#### WORK INSTRUCTIONS:
Please swap "Presidential Candidate" for "Senator" throughout the records below, leaving everything else unchanged, and omit the pictures from your answer.

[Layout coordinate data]

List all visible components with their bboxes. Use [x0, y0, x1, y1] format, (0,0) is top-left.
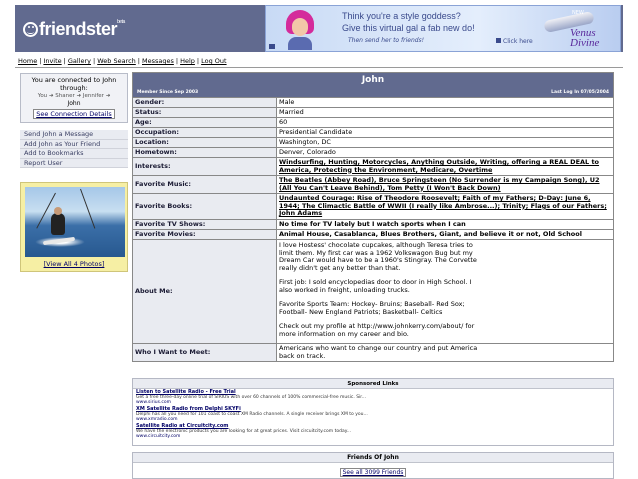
- music-value[interactable]: The Beatles (Abbey Road), Bruce Springst…: [279, 176, 600, 192]
- status-value: Married: [276, 107, 614, 118]
- gender-label: Gender:: [132, 97, 277, 108]
- ad-play-icon[interactable]: [269, 44, 275, 49]
- sponsored-item[interactable]: XM Satellite Radio from Delphi SKYFi Del…: [133, 406, 613, 423]
- report-user-link[interactable]: Report User: [20, 158, 128, 168]
- ad-headline: Think you're a style goddess?: [342, 11, 461, 21]
- status-label: Status:: [132, 107, 277, 118]
- profile-name-bar: John Member Since Sep 2003 Last Log In 0…: [133, 73, 613, 97]
- nav-divider: [15, 67, 623, 68]
- sponsored-item[interactable]: Satellite Radio at Circuitcity.com We ha…: [133, 423, 613, 440]
- interests-value[interactable]: Windsurfing, Hunting, Motorcycles, Anyth…: [279, 158, 599, 174]
- ad-brand-top: NEW: [572, 10, 584, 16]
- connection-user: John: [67, 100, 81, 107]
- arrow-icon: [496, 38, 501, 43]
- beta-badge: beta: [117, 19, 125, 25]
- tv-label: Favorite TV Shows:: [132, 219, 277, 230]
- see-connection-details-link[interactable]: See Connection Details: [33, 109, 115, 119]
- hometown-label: Hometown:: [132, 147, 277, 158]
- movies-label: Favorite Movies:: [132, 229, 277, 240]
- profile-name: John: [361, 75, 385, 85]
- profile-table: John Member Since Sep 2003 Last Log In 0…: [132, 72, 614, 362]
- nav-messages[interactable]: Messages: [140, 57, 176, 65]
- about-value: I love Hostess' chocolate cupcakes, alth…: [276, 239, 614, 344]
- about-paragraph-1: I love Hostess' chocolate cupcakes, alth…: [279, 241, 477, 272]
- sponsored-links: Sponsored Links Listen to Satellite Radi…: [132, 378, 614, 446]
- ad-subline: Give this virtual gal a fab new do!: [342, 23, 475, 33]
- member-since: Member Since Sep 2003: [137, 90, 199, 95]
- movies-value: Animal House, Casablanca, Blues Brothers…: [276, 229, 614, 240]
- friendster-logo[interactable]: friendsterbeta: [23, 19, 125, 40]
- interests-label: Interests:: [132, 157, 277, 176]
- friends-title: Friends Of John: [133, 453, 613, 463]
- books-label: Favorite Books:: [132, 193, 277, 220]
- top-nav: Home | Invite | Gallery | Web Search | Messages |…: [16, 57, 228, 65]
- smiley-logo-icon: [23, 22, 38, 37]
- about-paragraph-2: First job: I sold encyclopedias door to …: [279, 278, 472, 294]
- ad-click-here[interactable]: Click here: [496, 38, 533, 45]
- meet-value: Americans who want to change our country…: [279, 344, 478, 360]
- see-all-friends-link[interactable]: See all 3099 Friends: [339, 468, 407, 477]
- about-paragraph-4: Check out my profile at http://www.johnk…: [279, 322, 475, 338]
- last-login: Last Log In 07/05/2004: [551, 90, 609, 95]
- meet-label: Who I Want to Meet:: [132, 343, 277, 362]
- sponsored-item[interactable]: Listen to Satellite Radio - Free Trial G…: [133, 389, 613, 406]
- hometown-value: Denver, Colorado: [276, 147, 614, 158]
- ad-avatar-illustration: [286, 10, 314, 50]
- ad-brand-name: Venus Divine: [570, 27, 600, 49]
- about-paragraph-3: Favorite Sports Team: Hockey- Bruins; Ba…: [279, 300, 465, 316]
- books-value[interactable]: Undaunted Courage: Rise of Theodore Roos…: [279, 194, 607, 218]
- add-bookmark-link[interactable]: Add to Bookmarks: [20, 149, 128, 159]
- nav-help[interactable]: Help: [178, 57, 197, 65]
- nav-home[interactable]: Home: [16, 57, 39, 65]
- about-label: About Me:: [132, 239, 277, 344]
- profile-photo[interactable]: [25, 187, 125, 257]
- connection-box: You are connected to John through: You ➜…: [20, 73, 128, 123]
- photo-box: [View All 4 Photos]: [20, 182, 128, 272]
- add-friend-link[interactable]: Add John as Your Friend: [20, 139, 128, 149]
- age-label: Age:: [132, 117, 277, 128]
- nav-log-out[interactable]: Log Out: [199, 57, 228, 65]
- connection-title: You are connected to John through:: [31, 76, 117, 92]
- sponsored-title: Sponsored Links: [133, 379, 613, 389]
- friends-section: Friends Of John See all 3099 Friends: [132, 452, 614, 479]
- music-label: Favorite Music:: [132, 175, 277, 194]
- connection-path[interactable]: You ➜ Shaner ➜ Jennifer ➜: [21, 92, 127, 100]
- logo-text: friendster: [39, 19, 118, 39]
- nav-invite[interactable]: Invite: [41, 57, 63, 65]
- location-label: Location:: [132, 137, 277, 148]
- location-value: Washington, DC: [276, 137, 614, 148]
- tv-value: No time for TV lately but I watch sports…: [276, 219, 614, 230]
- occupation-value: Presidential Candidate: [276, 127, 614, 138]
- nav-gallery[interactable]: Gallery: [66, 57, 93, 65]
- occupation-label: Occupation:: [132, 127, 277, 138]
- age-value: 60: [276, 117, 614, 128]
- view-all-photos-link[interactable]: [View All 4 Photos]: [21, 260, 127, 268]
- ad-tagline: Then send her to friends!: [348, 37, 425, 44]
- send-message-link[interactable]: Send John a Message: [20, 130, 128, 140]
- gender-value: Male: [276, 97, 614, 108]
- profile-actions: Send John a Message Add John as Your Fri…: [20, 130, 128, 168]
- nav-web-search[interactable]: Web Search: [95, 57, 138, 65]
- banner-ad[interactable]: Think you're a style goddess? Give this …: [265, 5, 621, 52]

#### RESPONSE TO THIS TASK:
List all visible components with their bboxes. Use [x0, y0, x1, y1] format, (0,0) is top-left.
- music-value[interactable]: The Beatles (Abbey Road), Bruce Springst…: [279, 176, 600, 192]
- status-value: Married: [276, 107, 614, 118]
- gender-label: Gender:: [132, 97, 277, 108]
- ad-play-icon[interactable]: [269, 44, 275, 49]
- sponsored-item[interactable]: XM Satellite Radio from Delphi SKYFi Del…: [133, 406, 613, 423]
- report-user-link[interactable]: Report User: [20, 158, 128, 168]
- ad-headline: Think you're a style goddess?: [342, 11, 461, 21]
- status-label: Status:: [132, 107, 277, 118]
- profile-name-bar: John Member Since Sep 2003 Last Log In 0…: [133, 73, 613, 97]
- nav-divider: [15, 67, 623, 68]
- sponsored-item[interactable]: Satellite Radio at Circuitcity.com We ha…: [133, 423, 613, 440]
- interests-value[interactable]: Windsurfing, Hunting, Motorcycles, Anyth…: [279, 158, 599, 174]
- ad-brand-top: NEW: [572, 10, 584, 16]
- connection-user: John: [67, 100, 81, 107]
- arrow-icon: [496, 38, 501, 43]
- beta-badge: beta: [117, 19, 125, 25]
- tv-label: Favorite TV Shows:: [132, 219, 277, 230]
- see-connection-details-link[interactable]: See Connection Details: [33, 109, 115, 119]
- hometown-label: Hometown:: [132, 147, 277, 158]
- movies-label: Favorite Movies:: [132, 229, 277, 240]
- profile-name: John: [361, 75, 385, 85]
- profile-table: John Member Since Sep 2003 Last Log In 0…: [132, 72, 614, 362]
- nav-messages[interactable]: Messages: [140, 57, 176, 65]
- about-value: I love Hostess' chocolate cupcakes, alth…: [276, 239, 614, 344]
- about-paragraph-1: I love Hostess' chocolate cupcakes, alth…: [279, 241, 477, 272]
- sponsored-links: Sponsored Links Listen to Satellite Radi…: [132, 378, 614, 446]
- ad-subline: Give this virtual gal a fab new do!: [342, 23, 475, 33]
- member-since: Member Since Sep 2003: [137, 90, 199, 95]
- movies-value: Animal House, Casablanca, Blues Brothers…: [276, 229, 614, 240]
- friendster-logo[interactable]: friendsterbeta: [23, 19, 125, 40]
- interests-label: Interests:: [132, 157, 277, 176]
- friends-title: Friends Of John: [133, 453, 613, 463]
- books-label: Favorite Books:: [132, 193, 277, 220]
- top-nav: Home | Invite | Gallery | Web Search | Messages |…: [16, 57, 228, 65]
- smiley-logo-icon: [23, 22, 38, 37]
- about-paragraph-2: First job: I sold encyclopedias door to …: [279, 278, 472, 294]
- ad-click-here[interactable]: Click here: [496, 38, 533, 45]
- meet-value: Americans who want to change our country…: [279, 344, 478, 360]
- see-all-friends-link[interactable]: See all 3099 Friends: [339, 468, 407, 477]
- about-paragraph-4: Check out my profile at http://www.johnk…: [279, 322, 475, 338]
- last-login: Last Log In 07/05/2004: [551, 90, 609, 95]
- meet-label: Who I Want to Meet:: [132, 343, 277, 362]
- sponsored-item[interactable]: Listen to Satellite Radio - Free Trial G…: [133, 389, 613, 406]
- hometown-value: Denver, Colorado: [276, 147, 614, 158]
- ad-avatar-illustration: [286, 10, 314, 50]
- ad-brand-name: Venus Divine: [570, 27, 600, 49]
- about-paragraph-3: Favorite Sports Team: Hockey- Bruins; Ba…: [279, 300, 465, 316]
- books-value[interactable]: Undaunted Courage: Rise of Theodore Roos…: [279, 194, 607, 218]
- add-bookmark-link[interactable]: Add to Bookmarks: [20, 149, 128, 159]
- nav-help[interactable]: Help: [178, 57, 197, 65]
- nav-home[interactable]: Home: [16, 57, 39, 65]
- about-label: About Me:: [132, 239, 277, 344]
- profile-photo[interactable]: [25, 187, 125, 257]
- connection-box: You are connected to John through: You ➜…: [20, 73, 128, 123]
- photo-box: [View All 4 Photos]: [20, 182, 128, 272]
- add-friend-link[interactable]: Add John as Your Friend: [20, 139, 128, 149]
- age-label: Age:: [132, 117, 277, 128]
- nav-log-out[interactable]: Log Out: [199, 57, 228, 65]
- connection-title: You are connected to John through:: [31, 76, 117, 92]
- sponsored-title: Sponsored Links: [133, 379, 613, 389]
- friends-section: Friends Of John See all 3099 Friends: [132, 452, 614, 479]
- music-label: Favorite Music:: [132, 175, 277, 194]
- connection-path[interactable]: You ➜ Shaner ➜ Jennifer ➜: [21, 92, 127, 100]
- logo-text: friendster: [39, 19, 118, 39]
- nav-invite[interactable]: Invite: [41, 57, 63, 65]
- location-label: Location:: [132, 137, 277, 148]
- location-value: Washington, DC: [276, 137, 614, 148]
- tv-value: No time for TV lately but I watch sports…: [276, 219, 614, 230]
- occupation-value: Senator: [276, 127, 614, 138]
- nav-gallery[interactable]: Gallery: [66, 57, 93, 65]
- occupation-label: Occupation:: [132, 127, 277, 138]
- age-value: 60: [276, 117, 614, 128]
- view-all-photos-link[interactable]: [View All 4 Photos]: [21, 260, 127, 268]
- ad-tagline: Then send her to friends!: [348, 37, 425, 44]
- send-message-link[interactable]: Send John a Message: [20, 130, 128, 140]
- gender-value: Male: [276, 97, 614, 108]
- profile-actions: Send John a Message Add John as Your Fri…: [20, 130, 128, 168]
- nav-web-search[interactable]: Web Search: [95, 57, 138, 65]
- banner-ad[interactable]: Think you're a style goddess? Give this …: [265, 5, 621, 52]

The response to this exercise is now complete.